START TEXT BLOCK

Monday, July 22, 2013

The Refiners Fire

Things have been so hard lately. We have had good and bad things happen. We are thankful for the good and push through the bad but I am getting to weak to push anymore. I graduated from nail tech school which was a huge accomplishment for me. I almost quit so many times, especially after Nora was hit by a car. I can tell you one thing, the adversary was working so hard to stop what I was doing which confirmed to me that it was the right thing to be doing. I am so grateful that I am certified and will soon be a licensed and working nail tech. I have worked so hard to perfect this talent and it has paid off considerably. I have some clients already coming to the house and with much prayer I believe that the clients I need will come or that The Lord will find the opportunity I need to support my family. So graduating was definitely one of the good things that has happened. Nora's accident has taken so much out of us. The evening that it happened is one I will never forget. Ivan came running into the house yelling that Nora had been hit by a car and at first I knew that I must have misunderstood. When he said it a second time I tore out of the house. I could not get to her fast enough. The man that had hit her was holding her and although I was upset that he had moved her I would have done the same thing so I cannot fault him for that. It was a flurry of people and then police and an ambulance and then straight to life flight and to Primary Children's hospital for emergency surgery. She had a broken femur and a cracked jaw. I was feeling so many things. Helpless that I could not make it better. Guilty because I was not outside when it happened and exhausted because of seeing my baby in that much pain. The entire time we were at the hospital I was throwing up because of the growing baby inside of me which made things all that much better. We are moving through this though and Nora is improving and thank The Lord my nausea has nearly subsided :).

END TEXT BLOCK

YOUR ASSIGNMENT » Please pick up the post about Nora's accident after its last sentence and continue it in the same voice. You won't need the rows for anything here.

START DATA EXTRACTS

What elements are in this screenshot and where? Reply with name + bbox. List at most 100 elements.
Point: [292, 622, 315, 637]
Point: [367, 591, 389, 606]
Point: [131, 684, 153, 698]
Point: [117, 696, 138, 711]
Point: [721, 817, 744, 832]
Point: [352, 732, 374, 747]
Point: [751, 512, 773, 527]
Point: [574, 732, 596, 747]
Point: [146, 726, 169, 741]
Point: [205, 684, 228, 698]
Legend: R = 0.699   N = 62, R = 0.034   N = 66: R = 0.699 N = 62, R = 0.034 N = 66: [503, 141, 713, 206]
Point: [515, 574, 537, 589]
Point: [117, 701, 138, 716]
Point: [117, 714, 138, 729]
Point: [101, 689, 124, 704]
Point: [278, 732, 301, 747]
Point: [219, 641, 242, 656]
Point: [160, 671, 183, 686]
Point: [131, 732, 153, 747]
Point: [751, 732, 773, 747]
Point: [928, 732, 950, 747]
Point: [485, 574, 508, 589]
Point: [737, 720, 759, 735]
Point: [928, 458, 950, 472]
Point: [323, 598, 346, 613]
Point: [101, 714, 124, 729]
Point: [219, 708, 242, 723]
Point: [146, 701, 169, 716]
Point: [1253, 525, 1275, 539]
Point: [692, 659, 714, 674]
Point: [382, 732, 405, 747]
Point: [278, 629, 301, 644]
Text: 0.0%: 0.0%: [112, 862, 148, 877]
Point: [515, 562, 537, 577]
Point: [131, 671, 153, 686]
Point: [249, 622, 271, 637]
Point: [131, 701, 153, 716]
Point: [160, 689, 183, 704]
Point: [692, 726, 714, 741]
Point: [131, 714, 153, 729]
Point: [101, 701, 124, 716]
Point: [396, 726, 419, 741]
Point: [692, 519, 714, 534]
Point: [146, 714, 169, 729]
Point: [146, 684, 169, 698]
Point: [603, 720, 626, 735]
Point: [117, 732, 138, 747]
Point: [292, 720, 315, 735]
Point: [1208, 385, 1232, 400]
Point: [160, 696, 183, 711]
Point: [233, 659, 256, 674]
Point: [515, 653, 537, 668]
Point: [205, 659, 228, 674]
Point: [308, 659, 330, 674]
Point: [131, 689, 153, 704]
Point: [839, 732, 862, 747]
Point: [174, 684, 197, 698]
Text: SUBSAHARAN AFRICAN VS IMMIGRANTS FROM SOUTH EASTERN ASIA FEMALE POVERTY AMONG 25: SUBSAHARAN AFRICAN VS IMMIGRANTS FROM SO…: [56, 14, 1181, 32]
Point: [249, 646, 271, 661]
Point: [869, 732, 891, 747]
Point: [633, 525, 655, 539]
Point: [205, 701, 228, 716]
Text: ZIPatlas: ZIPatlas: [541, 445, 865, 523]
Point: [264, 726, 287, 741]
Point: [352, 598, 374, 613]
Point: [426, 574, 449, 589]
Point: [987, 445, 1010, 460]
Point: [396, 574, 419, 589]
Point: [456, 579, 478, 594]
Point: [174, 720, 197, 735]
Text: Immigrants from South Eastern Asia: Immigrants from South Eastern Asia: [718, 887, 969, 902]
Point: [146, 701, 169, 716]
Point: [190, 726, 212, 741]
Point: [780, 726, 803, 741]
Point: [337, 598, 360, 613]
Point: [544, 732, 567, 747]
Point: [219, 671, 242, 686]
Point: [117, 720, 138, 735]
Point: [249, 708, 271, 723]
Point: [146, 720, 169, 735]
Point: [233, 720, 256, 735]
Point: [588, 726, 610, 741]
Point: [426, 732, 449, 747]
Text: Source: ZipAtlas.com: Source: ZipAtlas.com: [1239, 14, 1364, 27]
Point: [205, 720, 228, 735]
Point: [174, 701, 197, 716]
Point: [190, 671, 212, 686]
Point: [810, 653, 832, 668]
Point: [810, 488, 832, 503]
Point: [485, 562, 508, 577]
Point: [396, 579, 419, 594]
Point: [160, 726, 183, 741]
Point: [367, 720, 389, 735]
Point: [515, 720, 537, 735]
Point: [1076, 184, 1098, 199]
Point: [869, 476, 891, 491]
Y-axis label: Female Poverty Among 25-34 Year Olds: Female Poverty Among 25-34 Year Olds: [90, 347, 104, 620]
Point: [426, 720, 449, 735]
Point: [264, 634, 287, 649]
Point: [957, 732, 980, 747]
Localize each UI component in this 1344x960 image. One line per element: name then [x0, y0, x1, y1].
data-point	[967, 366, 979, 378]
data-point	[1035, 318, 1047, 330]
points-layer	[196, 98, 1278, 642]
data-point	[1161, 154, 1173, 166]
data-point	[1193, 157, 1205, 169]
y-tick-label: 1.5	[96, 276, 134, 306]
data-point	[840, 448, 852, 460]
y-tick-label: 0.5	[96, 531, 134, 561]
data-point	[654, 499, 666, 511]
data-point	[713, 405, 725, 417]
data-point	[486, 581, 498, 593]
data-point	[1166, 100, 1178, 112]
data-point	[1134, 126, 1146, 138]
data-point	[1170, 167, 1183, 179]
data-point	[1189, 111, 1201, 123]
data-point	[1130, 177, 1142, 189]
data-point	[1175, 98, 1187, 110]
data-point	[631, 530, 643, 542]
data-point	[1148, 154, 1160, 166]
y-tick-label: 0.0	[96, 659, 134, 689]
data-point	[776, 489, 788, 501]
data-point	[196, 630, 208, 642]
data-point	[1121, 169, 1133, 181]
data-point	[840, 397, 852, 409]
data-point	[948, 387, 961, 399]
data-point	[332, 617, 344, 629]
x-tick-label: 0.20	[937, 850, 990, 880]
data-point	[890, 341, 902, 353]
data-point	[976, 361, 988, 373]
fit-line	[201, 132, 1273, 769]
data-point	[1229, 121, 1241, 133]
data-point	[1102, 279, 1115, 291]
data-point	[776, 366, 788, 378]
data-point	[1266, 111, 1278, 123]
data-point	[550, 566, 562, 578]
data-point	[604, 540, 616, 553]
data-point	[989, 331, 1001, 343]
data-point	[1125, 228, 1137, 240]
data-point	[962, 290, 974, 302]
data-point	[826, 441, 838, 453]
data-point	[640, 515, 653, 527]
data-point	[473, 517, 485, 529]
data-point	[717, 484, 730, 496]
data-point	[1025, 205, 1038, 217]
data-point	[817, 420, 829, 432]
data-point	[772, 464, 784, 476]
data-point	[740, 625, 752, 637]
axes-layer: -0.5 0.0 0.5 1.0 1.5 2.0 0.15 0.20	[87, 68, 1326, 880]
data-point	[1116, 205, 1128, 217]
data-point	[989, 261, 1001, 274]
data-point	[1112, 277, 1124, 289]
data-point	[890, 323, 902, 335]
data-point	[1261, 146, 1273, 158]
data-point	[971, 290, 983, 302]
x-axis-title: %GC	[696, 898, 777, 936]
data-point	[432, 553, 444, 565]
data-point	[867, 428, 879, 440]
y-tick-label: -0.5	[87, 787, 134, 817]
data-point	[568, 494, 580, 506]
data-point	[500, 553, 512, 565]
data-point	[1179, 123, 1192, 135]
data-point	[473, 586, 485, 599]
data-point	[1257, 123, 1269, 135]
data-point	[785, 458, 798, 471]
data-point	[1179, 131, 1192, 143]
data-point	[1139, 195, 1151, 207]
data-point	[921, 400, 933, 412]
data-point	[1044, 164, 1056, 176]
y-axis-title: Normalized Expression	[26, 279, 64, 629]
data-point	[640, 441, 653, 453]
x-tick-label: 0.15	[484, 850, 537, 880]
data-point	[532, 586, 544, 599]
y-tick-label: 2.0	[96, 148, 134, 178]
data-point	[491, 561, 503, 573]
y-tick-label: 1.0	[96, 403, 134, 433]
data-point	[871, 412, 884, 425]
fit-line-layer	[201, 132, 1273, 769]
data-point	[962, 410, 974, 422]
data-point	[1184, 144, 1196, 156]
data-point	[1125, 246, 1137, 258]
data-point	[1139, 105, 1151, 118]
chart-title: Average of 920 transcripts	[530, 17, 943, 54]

END DATA EXTRACTS

ANSWER SECTION »
We have been really blessed with this pregnancy. In the beginning it was scary because I am RH- and my body no longer responds to the rogham injections. This means my body tries to abort each pregnancy especially if the baby is not RH-. We had a couple of scares but we recently found out that our little man is RH- and going to be just fine! I am half way through my 22 week and feeling huge! We are naming our little one Walker and I am excited to end our family with another boy. Ivan has spent 7 years as the only boy and it is high time he had a brother. So things have been extremely hard but we just keep getting up. Through wage garnishments, law suits, strokes, accidents and autism we are becoming stronger people but it is damn near impossible walking through the refiners fire.